■ WHAT YOU HAVE TO DO ■
Find the lines holding the word "grid" and collect them.

■ SUPPLIED RECORDS ■
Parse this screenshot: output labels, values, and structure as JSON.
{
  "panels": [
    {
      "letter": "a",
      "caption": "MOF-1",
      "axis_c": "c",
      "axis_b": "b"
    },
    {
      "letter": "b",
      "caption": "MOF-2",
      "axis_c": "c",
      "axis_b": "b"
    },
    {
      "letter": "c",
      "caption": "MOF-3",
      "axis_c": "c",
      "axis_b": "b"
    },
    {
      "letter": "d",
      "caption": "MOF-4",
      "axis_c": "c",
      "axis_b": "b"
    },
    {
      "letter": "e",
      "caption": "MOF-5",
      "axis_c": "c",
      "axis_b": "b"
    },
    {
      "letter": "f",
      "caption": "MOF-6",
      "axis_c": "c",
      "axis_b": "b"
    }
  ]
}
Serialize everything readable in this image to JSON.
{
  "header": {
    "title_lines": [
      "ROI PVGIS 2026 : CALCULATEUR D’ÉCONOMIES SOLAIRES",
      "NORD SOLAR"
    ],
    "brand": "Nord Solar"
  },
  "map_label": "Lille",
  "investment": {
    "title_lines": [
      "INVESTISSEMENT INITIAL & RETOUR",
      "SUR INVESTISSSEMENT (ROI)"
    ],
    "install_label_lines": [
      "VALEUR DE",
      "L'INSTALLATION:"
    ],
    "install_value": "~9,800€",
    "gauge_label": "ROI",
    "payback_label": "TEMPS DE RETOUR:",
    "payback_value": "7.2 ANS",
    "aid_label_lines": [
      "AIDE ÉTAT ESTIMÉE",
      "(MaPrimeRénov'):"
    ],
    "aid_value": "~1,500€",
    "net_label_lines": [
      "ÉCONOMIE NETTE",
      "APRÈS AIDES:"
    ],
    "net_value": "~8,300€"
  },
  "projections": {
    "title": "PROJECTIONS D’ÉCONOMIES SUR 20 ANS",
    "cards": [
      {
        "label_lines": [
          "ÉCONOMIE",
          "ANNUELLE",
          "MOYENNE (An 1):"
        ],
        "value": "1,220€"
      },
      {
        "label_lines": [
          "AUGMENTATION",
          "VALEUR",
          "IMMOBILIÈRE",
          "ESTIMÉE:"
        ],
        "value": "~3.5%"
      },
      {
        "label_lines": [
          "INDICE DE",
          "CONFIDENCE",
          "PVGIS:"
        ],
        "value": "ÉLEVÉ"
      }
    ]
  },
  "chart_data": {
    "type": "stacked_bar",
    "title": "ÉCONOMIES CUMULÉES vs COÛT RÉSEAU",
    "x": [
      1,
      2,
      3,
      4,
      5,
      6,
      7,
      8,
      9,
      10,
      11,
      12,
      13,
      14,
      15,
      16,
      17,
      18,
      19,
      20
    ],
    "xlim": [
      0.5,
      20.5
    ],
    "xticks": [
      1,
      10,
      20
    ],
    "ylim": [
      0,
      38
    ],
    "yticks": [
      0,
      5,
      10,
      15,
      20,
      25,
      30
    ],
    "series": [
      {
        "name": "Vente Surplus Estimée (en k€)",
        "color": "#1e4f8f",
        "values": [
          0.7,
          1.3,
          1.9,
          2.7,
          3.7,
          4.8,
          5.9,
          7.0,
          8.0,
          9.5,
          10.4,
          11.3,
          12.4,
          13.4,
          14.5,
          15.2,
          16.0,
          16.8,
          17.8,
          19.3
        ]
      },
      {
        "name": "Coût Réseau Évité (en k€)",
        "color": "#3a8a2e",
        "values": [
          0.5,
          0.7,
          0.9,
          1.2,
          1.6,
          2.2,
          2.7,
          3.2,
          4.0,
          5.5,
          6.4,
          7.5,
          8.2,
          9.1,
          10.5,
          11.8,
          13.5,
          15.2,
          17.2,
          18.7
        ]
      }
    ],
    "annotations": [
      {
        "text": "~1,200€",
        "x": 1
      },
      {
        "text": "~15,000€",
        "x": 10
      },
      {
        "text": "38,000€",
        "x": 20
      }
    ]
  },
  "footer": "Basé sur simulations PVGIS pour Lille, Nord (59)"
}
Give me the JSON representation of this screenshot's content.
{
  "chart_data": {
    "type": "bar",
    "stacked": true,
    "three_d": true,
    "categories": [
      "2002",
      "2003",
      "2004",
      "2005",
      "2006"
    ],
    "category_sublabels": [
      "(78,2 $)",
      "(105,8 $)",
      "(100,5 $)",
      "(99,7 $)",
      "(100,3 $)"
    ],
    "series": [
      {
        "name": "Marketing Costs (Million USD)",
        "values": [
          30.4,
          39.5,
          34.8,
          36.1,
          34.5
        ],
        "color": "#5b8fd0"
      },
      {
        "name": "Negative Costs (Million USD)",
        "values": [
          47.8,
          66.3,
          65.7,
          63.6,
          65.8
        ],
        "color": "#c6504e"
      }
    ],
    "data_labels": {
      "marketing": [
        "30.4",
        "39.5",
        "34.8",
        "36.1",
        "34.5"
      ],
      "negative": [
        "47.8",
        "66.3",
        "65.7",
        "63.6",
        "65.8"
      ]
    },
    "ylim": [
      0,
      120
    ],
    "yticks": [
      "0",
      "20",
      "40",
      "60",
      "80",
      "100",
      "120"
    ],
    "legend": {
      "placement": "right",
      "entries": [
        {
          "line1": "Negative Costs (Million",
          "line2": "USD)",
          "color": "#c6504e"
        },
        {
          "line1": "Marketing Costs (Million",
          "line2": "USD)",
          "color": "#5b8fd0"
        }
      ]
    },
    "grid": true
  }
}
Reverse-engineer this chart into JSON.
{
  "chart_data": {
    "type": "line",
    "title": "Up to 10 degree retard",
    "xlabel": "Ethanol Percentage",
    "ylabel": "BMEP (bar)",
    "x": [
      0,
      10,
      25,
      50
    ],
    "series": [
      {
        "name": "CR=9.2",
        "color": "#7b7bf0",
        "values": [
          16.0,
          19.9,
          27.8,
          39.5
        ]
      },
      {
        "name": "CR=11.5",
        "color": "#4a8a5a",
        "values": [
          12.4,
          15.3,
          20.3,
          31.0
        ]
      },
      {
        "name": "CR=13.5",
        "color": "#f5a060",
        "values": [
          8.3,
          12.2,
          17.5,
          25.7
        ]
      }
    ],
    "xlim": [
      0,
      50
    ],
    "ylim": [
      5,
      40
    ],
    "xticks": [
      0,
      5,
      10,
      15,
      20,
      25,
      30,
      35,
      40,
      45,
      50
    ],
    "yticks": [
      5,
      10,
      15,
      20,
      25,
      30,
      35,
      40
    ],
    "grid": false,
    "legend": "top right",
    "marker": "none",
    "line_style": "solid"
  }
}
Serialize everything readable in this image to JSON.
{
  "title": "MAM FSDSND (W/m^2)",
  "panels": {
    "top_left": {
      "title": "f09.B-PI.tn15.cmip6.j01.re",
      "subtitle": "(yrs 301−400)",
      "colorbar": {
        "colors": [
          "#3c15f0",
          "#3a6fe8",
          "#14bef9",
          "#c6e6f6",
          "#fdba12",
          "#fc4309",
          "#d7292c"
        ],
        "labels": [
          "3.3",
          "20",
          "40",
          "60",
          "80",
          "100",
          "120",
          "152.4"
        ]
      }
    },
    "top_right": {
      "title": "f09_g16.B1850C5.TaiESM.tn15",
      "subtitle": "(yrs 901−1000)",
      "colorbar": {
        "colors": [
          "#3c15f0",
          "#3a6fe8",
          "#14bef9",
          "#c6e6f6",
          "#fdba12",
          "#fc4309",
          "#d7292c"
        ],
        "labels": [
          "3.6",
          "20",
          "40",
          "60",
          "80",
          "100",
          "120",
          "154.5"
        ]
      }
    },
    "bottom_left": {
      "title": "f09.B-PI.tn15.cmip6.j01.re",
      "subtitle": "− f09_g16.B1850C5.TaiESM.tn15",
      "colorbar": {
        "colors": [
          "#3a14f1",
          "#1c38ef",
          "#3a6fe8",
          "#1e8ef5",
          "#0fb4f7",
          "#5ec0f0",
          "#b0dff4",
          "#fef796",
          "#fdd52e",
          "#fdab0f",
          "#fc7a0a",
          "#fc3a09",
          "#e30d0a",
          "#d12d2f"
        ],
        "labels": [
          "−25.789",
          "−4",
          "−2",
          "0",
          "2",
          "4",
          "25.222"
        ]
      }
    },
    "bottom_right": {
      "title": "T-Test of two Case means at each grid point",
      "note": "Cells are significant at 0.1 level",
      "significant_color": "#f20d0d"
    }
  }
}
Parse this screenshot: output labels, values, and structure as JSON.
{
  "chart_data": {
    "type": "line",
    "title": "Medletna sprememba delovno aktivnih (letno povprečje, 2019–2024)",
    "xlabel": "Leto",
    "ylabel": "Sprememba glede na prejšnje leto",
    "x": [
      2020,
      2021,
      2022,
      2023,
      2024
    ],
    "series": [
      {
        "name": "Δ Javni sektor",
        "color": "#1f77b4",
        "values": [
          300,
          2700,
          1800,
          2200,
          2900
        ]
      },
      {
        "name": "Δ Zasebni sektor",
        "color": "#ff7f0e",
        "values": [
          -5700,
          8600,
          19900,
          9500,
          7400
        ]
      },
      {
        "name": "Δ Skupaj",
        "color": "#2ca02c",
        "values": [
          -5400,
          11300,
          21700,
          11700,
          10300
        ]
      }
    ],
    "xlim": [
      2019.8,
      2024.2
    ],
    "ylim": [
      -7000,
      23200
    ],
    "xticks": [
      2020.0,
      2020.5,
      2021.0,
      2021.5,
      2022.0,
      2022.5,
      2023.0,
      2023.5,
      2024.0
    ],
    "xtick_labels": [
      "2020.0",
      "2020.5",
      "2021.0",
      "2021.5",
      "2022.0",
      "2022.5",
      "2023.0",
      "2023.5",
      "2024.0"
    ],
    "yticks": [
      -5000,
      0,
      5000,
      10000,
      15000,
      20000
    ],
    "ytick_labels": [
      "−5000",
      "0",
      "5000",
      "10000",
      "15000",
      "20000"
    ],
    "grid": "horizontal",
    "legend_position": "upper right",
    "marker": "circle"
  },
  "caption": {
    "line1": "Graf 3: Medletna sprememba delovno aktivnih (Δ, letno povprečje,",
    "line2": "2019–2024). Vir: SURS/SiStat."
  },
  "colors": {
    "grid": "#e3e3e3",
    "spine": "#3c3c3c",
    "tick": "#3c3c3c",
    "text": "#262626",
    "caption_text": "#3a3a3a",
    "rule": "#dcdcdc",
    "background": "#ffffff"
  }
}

■ EXERCISE ANSWER ■
    "grid": true
    "grid": false,
      "title": "T-Test of two Case means at each grid point",
    "grid": "horizontal",
    "grid": "#e3e3e3",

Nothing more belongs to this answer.